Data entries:
+ + +

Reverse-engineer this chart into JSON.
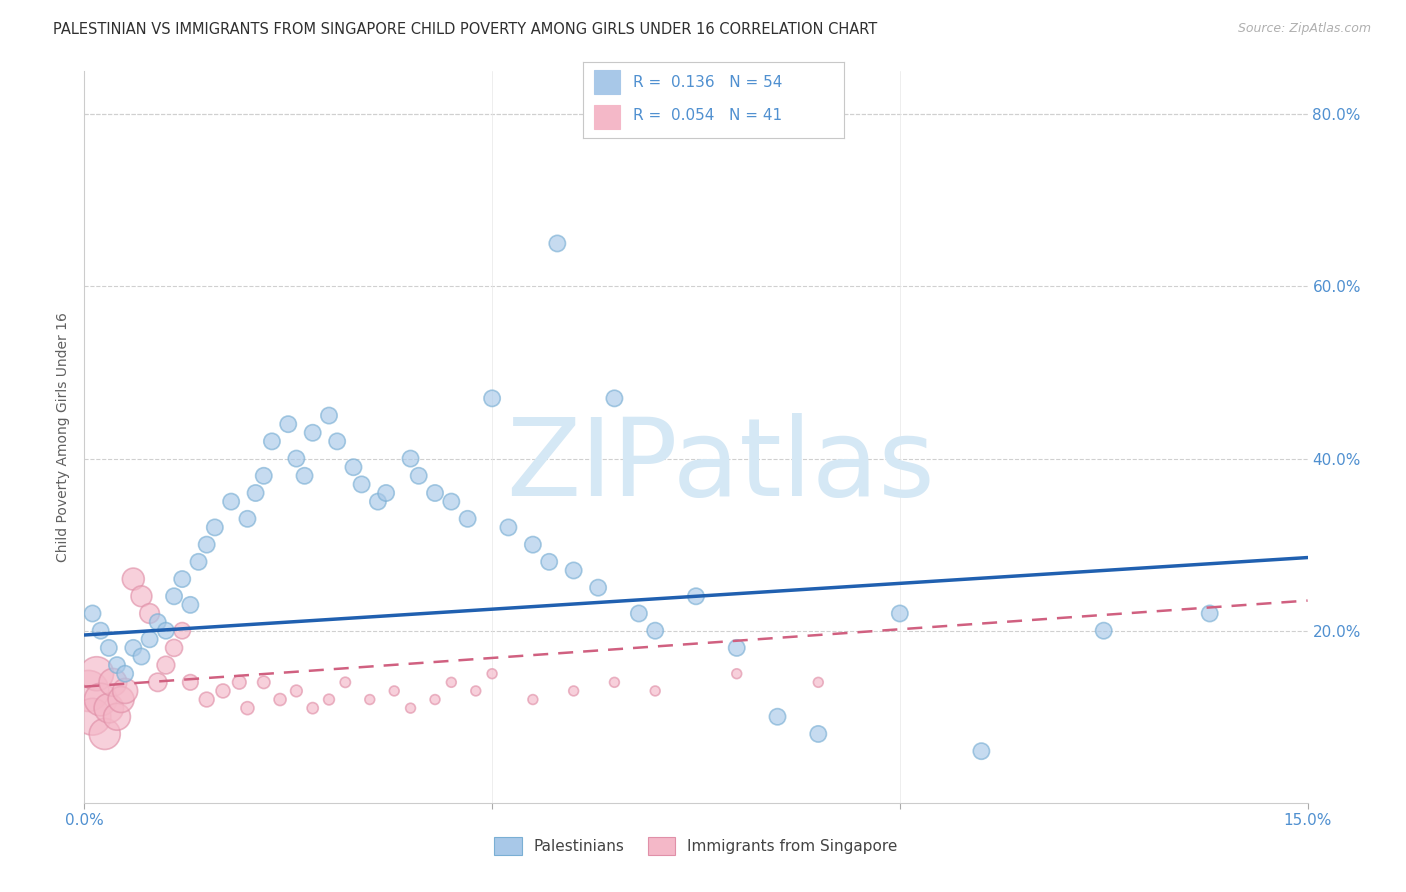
{
  "title": "PALESTINIAN VS IMMIGRANTS FROM SINGAPORE CHILD POVERTY AMONG GIRLS UNDER 16 CORRELATION CHART",
  "source": "Source: ZipAtlas.com",
  "ylabel": "Child Poverty Among Girls Under 16",
  "xlim": [
    0.0,
    0.15
  ],
  "ylim": [
    0.0,
    0.85
  ],
  "x_ticks": [
    0.0,
    0.05,
    0.1,
    0.15
  ],
  "x_tick_labels": [
    "0.0%",
    "",
    "",
    "15.0%"
  ],
  "y_ticks_right": [
    0.2,
    0.4,
    0.6,
    0.8
  ],
  "y_tick_labels_right": [
    "20.0%",
    "40.0%",
    "60.0%",
    "80.0%"
  ],
  "series1_name": "Palestinians",
  "series1_R": "0.136",
  "series1_N": "54",
  "series1_color": "#a8c8e8",
  "series1_edge_color": "#7aafd4",
  "series1_line_color": "#2060b0",
  "series2_name": "Immigrants from Singapore",
  "series2_R": "0.054",
  "series2_N": "41",
  "series2_color": "#f4b8c8",
  "series2_edge_color": "#e090a8",
  "series2_line_color": "#d06080",
  "bg_color": "#ffffff",
  "grid_color": "#d0d0d0",
  "axis_color": "#5090d0",
  "title_color": "#303030",
  "source_color": "#b0b0b0",
  "ylabel_color": "#606060",
  "watermark_color": "#d5e8f5",
  "palestinians_x": [
    0.001,
    0.002,
    0.003,
    0.004,
    0.005,
    0.006,
    0.007,
    0.008,
    0.009,
    0.01,
    0.011,
    0.012,
    0.013,
    0.014,
    0.015,
    0.016,
    0.018,
    0.02,
    0.021,
    0.022,
    0.023,
    0.025,
    0.026,
    0.027,
    0.028,
    0.03,
    0.031,
    0.033,
    0.034,
    0.036,
    0.037,
    0.04,
    0.041,
    0.043,
    0.045,
    0.047,
    0.05,
    0.052,
    0.055,
    0.057,
    0.058,
    0.06,
    0.063,
    0.065,
    0.068,
    0.07,
    0.075,
    0.08,
    0.085,
    0.09,
    0.1,
    0.11,
    0.125,
    0.138
  ],
  "palestinians_y": [
    0.22,
    0.2,
    0.18,
    0.16,
    0.15,
    0.18,
    0.17,
    0.19,
    0.21,
    0.2,
    0.24,
    0.26,
    0.23,
    0.28,
    0.3,
    0.32,
    0.35,
    0.33,
    0.36,
    0.38,
    0.42,
    0.44,
    0.4,
    0.38,
    0.43,
    0.45,
    0.42,
    0.39,
    0.37,
    0.35,
    0.36,
    0.4,
    0.38,
    0.36,
    0.35,
    0.33,
    0.47,
    0.32,
    0.3,
    0.28,
    0.65,
    0.27,
    0.25,
    0.47,
    0.22,
    0.2,
    0.24,
    0.18,
    0.1,
    0.08,
    0.22,
    0.06,
    0.2,
    0.22
  ],
  "palestinians_size": [
    55,
    55,
    55,
    55,
    55,
    55,
    55,
    55,
    55,
    55,
    55,
    55,
    55,
    55,
    55,
    55,
    55,
    55,
    55,
    55,
    55,
    55,
    55,
    55,
    55,
    55,
    55,
    55,
    55,
    55,
    55,
    55,
    55,
    55,
    55,
    55,
    55,
    55,
    55,
    55,
    55,
    55,
    55,
    55,
    55,
    55,
    55,
    55,
    55,
    55,
    55,
    55,
    55,
    55
  ],
  "singapore_x": [
    0.0005,
    0.001,
    0.0015,
    0.002,
    0.0025,
    0.003,
    0.0035,
    0.004,
    0.0045,
    0.005,
    0.006,
    0.007,
    0.008,
    0.009,
    0.01,
    0.011,
    0.012,
    0.013,
    0.015,
    0.017,
    0.019,
    0.02,
    0.022,
    0.024,
    0.026,
    0.028,
    0.03,
    0.032,
    0.035,
    0.038,
    0.04,
    0.043,
    0.045,
    0.048,
    0.05,
    0.055,
    0.06,
    0.065,
    0.07,
    0.08,
    0.09
  ],
  "singapore_y": [
    0.13,
    0.1,
    0.15,
    0.12,
    0.08,
    0.11,
    0.14,
    0.1,
    0.12,
    0.13,
    0.26,
    0.24,
    0.22,
    0.14,
    0.16,
    0.18,
    0.2,
    0.14,
    0.12,
    0.13,
    0.14,
    0.11,
    0.14,
    0.12,
    0.13,
    0.11,
    0.12,
    0.14,
    0.12,
    0.13,
    0.11,
    0.12,
    0.14,
    0.13,
    0.15,
    0.12,
    0.13,
    0.14,
    0.13,
    0.15,
    0.14
  ],
  "singapore_size": [
    350,
    280,
    240,
    220,
    200,
    180,
    160,
    150,
    140,
    130,
    100,
    90,
    80,
    70,
    65,
    60,
    55,
    50,
    45,
    40,
    38,
    35,
    32,
    30,
    28,
    26,
    24,
    22,
    20,
    20,
    20,
    20,
    20,
    20,
    20,
    20,
    20,
    20,
    20,
    20,
    20
  ],
  "pal_trend_x": [
    0.0,
    0.15
  ],
  "pal_trend_y": [
    0.195,
    0.285
  ],
  "sing_trend_x": [
    0.0,
    0.15
  ],
  "sing_trend_y": [
    0.135,
    0.235
  ]
}
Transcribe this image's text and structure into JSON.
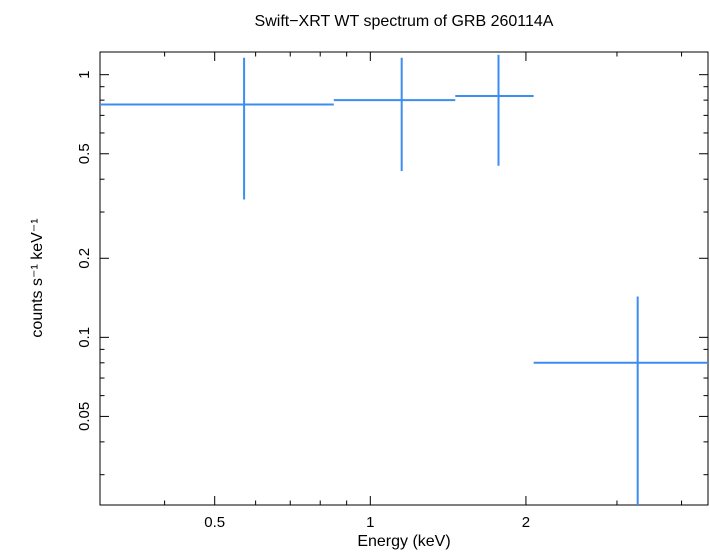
{
  "chart_data": {
    "type": "scatter",
    "title": "Swift−XRT WT spectrum of GRB 260114A",
    "xlabel": "Energy (keV)",
    "ylabel": "counts s⁻¹ keV⁻¹",
    "xscale": "log",
    "yscale": "log",
    "xlim": [
      0.3,
      4.5
    ],
    "ylim": [
      0.023,
      1.22
    ],
    "grid": false,
    "legend": "none",
    "axis_color": "#000000",
    "background": "#ffffff",
    "marker_color": "#3d8cf2",
    "xticks": [
      {
        "value": 0.5,
        "label": "0.5"
      },
      {
        "value": 1,
        "label": "1"
      },
      {
        "value": 2,
        "label": "2"
      }
    ],
    "yticks": [
      {
        "value": 1,
        "label": "1"
      },
      {
        "value": 0.5,
        "label": "0.5"
      },
      {
        "value": 0.2,
        "label": "0.2"
      },
      {
        "value": 0.1,
        "label": "0.1"
      },
      {
        "value": 0.05,
        "label": "0.05"
      }
    ],
    "points": [
      {
        "x": 0.57,
        "x_lo": 0.3,
        "x_hi": 0.85,
        "y": 0.77,
        "y_lo": 0.335,
        "y_hi": 1.16
      },
      {
        "x": 1.15,
        "x_lo": 0.85,
        "x_hi": 1.46,
        "y": 0.8,
        "y_lo": 0.43,
        "y_hi": 1.16
      },
      {
        "x": 1.77,
        "x_lo": 1.46,
        "x_hi": 2.07,
        "y": 0.83,
        "y_lo": 0.45,
        "y_hi": 1.19
      },
      {
        "x": 3.29,
        "x_lo": 2.07,
        "x_hi": 4.5,
        "y": 0.08,
        "y_lo": 0.023,
        "y_hi": 0.143
      }
    ]
  }
}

+ + +

## AIM OF THE EXERCISE
Without including any pictures, reproduce the listing exactly.

## EXERCISE ANSWER
Reverse-engineer this chart into JSON.
{
  "title": "PALESTINIAN VS IMMIGRANTS FROM SINGAPORE CHILD POVERTY AMONG GIRLS UNDER 16 CORRELATION CHART",
  "source": "Source: ZipAtlas.com",
  "ylabel": "Child Poverty Among Girls Under 16",
  "xlim": [
    0.0,
    0.15
  ],
  "ylim": [
    0.0,
    0.85
  ],
  "x_ticks": [
    0.0,
    0.05,
    0.1,
    0.15
  ],
  "x_tick_labels": [
    "0.0%",
    "",
    "",
    "15.0%"
  ],
  "y_ticks_right": [
    0.2,
    0.4,
    0.6,
    0.8
  ],
  "y_tick_labels_right": [
    "20.0%",
    "40.0%",
    "60.0%",
    "80.0%"
  ],
  "series1_name": "Palestinians",
  "series1_R": "0.136",
  "series1_N": "54",
  "series1_color": "#a8c8e8",
  "series1_edge_color": "#7aafd4",
  "series1_line_color": "#2060b0",
  "series2_name": "Immigrants from Singapore",
  "series2_R": "0.054",
  "series2_N": "41",
  "series2_color": "#f4b8c8",
  "series2_edge_color": "#e090a8",
  "series2_line_color": "#d06080",
  "bg_color": "#ffffff",
  "grid_color": "#d0d0d0",
  "axis_color": "#5090d0",
  "title_color": "#303030",
  "source_color": "#b0b0b0",
  "ylabel_color": "#606060",
  "watermark_color": "#d5e8f5",
  "palestinians_x": [
    0.001,
    0.002,
    0.003,
    0.004,
    0.005,
    0.006,
    0.007,
    0.008,
    0.009,
    0.01,
    0.011,
    0.012,
    0.013,
    0.014,
    0.015,
    0.016,
    0.018,
    0.02,
    0.021,
    0.022,
    0.023,
    0.025,
    0.026,
    0.027,
    0.028,
    0.03,
    0.031,
    0.033,
    0.034,
    0.036,
    0.037,
    0.04,
    0.041,
    0.043,
    0.045,
    0.047,
    0.05,
    0.052,
    0.055,
    0.057,
    0.058,
    0.06,
    0.063,
    0.065,
    0.068,
    0.07,
    0.075,
    0.08,
    0.085,
    0.09,
    0.1,
    0.11,
    0.125,
    0.138
  ],
  "palestinians_y": [
    0.22,
    0.2,
    0.18,
    0.16,
    0.15,
    0.18,
    0.17,
    0.19,
    0.21,
    0.2,
    0.24,
    0.26,
    0.23,
    0.28,
    0.3,
    0.32,
    0.35,
    0.33,
    0.36,
    0.38,
    0.42,
    0.44,
    0.4,
    0.38,
    0.43,
    0.45,
    0.42,
    0.39,
    0.37,
    0.35,
    0.36,
    0.4,
    0.38,
    0.36,
    0.35,
    0.33,
    0.47,
    0.32,
    0.3,
    0.28,
    0.65,
    0.27,
    0.25,
    0.47,
    0.22,
    0.2,
    0.24,
    0.18,
    0.1,
    0.08,
    0.22,
    0.06,
    0.2,
    0.22
  ],
  "palestinians_size": [
    55,
    55,
    55,
    55,
    55,
    55,
    55,
    55,
    55,
    55,
    55,
    55,
    55,
    55,
    55,
    55,
    55,
    55,
    55,
    55,
    55,
    55,
    55,
    55,
    55,
    55,
    55,
    55,
    55,
    55,
    55,
    55,
    55,
    55,
    55,
    55,
    55,
    55,
    55,
    55,
    55,
    55,
    55,
    55,
    55,
    55,
    55,
    55,
    55,
    55,
    55,
    55,
    55,
    55
  ],
  "singapore_x": [
    0.0005,
    0.001,
    0.0015,
    0.002,
    0.0025,
    0.003,
    0.0035,
    0.004,
    0.0045,
    0.005,
    0.006,
    0.007,
    0.008,
    0.009,
    0.01,
    0.011,
    0.012,
    0.013,
    0.015,
    0.017,
    0.019,
    0.02,
    0.022,
    0.024,
    0.026,
    0.028,
    0.03,
    0.032,
    0.035,
    0.038,
    0.04,
    0.043,
    0.045,
    0.048,
    0.05,
    0.055,
    0.06,
    0.065,
    0.07,
    0.08,
    0.09
  ],
  "singapore_y": [
    0.13,
    0.1,
    0.15,
    0.12,
    0.08,
    0.11,
    0.14,
    0.1,
    0.12,
    0.13,
    0.26,
    0.24,
    0.22,
    0.14,
    0.16,
    0.18,
    0.2,
    0.14,
    0.12,
    0.13,
    0.14,
    0.11,
    0.14,
    0.12,
    0.13,
    0.11,
    0.12,
    0.14,
    0.12,
    0.13,
    0.11,
    0.12,
    0.14,
    0.13,
    0.15,
    0.12,
    0.13,
    0.14,
    0.13,
    0.15,
    0.14
  ],
  "singapore_size": [
    350,
    280,
    240,
    220,
    200,
    180,
    160,
    150,
    140,
    130,
    100,
    90,
    80,
    70,
    65,
    60,
    55,
    50,
    45,
    40,
    38,
    35,
    32,
    30,
    28,
    26,
    24,
    22,
    20,
    20,
    20,
    20,
    20,
    20,
    20,
    20,
    20,
    20,
    20,
    20,
    20
  ],
  "pal_trend_x": [
    0.0,
    0.15
  ],
  "pal_trend_y": [
    0.195,
    0.285
  ],
  "sing_trend_x": [
    0.0,
    0.15
  ],
  "sing_trend_y": [
    0.135,
    0.235
  ]
}
Transcribe this image's text and structure into JSON.
{
  "chart_data": {
    "type": "scatter",
    "title": "Swift−XRT WT spectrum of GRB 260114A",
    "xlabel": "Energy (keV)",
    "ylabel": "counts s⁻¹ keV⁻¹",
    "xscale": "log",
    "yscale": "log",
    "xlim": [
      0.3,
      4.5
    ],
    "ylim": [
      0.023,
      1.22
    ],
    "grid": false,
    "legend": "none",
    "axis_color": "#000000",
    "background": "#ffffff",
    "marker_color": "#3d8cf2",
    "xticks": [
      {
        "value": 0.5,
        "label": "0.5"
      },
      {
        "value": 1,
        "label": "1"
      },
      {
        "value": 2,
        "label": "2"
      }
    ],
    "yticks": [
      {
        "value": 1,
        "label": "1"
      },
      {
        "value": 0.5,
        "label": "0.5"
      },
      {
        "value": 0.2,
        "label": "0.2"
      },
      {
        "value": 0.1,
        "label": "0.1"
      },
      {
        "value": 0.05,
        "label": "0.05"
      }
    ],
    "points": [
      {
        "x": 0.57,
        "x_lo": 0.3,
        "x_hi": 0.85,
        "y": 0.77,
        "y_lo": 0.335,
        "y_hi": 1.16
      },
      {
        "x": 1.15,
        "x_lo": 0.85,
        "x_hi": 1.46,
        "y": 0.8,
        "y_lo": 0.43,
        "y_hi": 1.16
      },
      {
        "x": 1.77,
        "x_lo": 1.46,
        "x_hi": 2.07,
        "y": 0.83,
        "y_lo": 0.45,
        "y_hi": 1.19
      },
      {
        "x": 3.29,
        "x_lo": 2.07,
        "x_hi": 4.5,
        "y": 0.08,
        "y_lo": 0.023,
        "y_hi": 0.143
      }
    ]
  }
}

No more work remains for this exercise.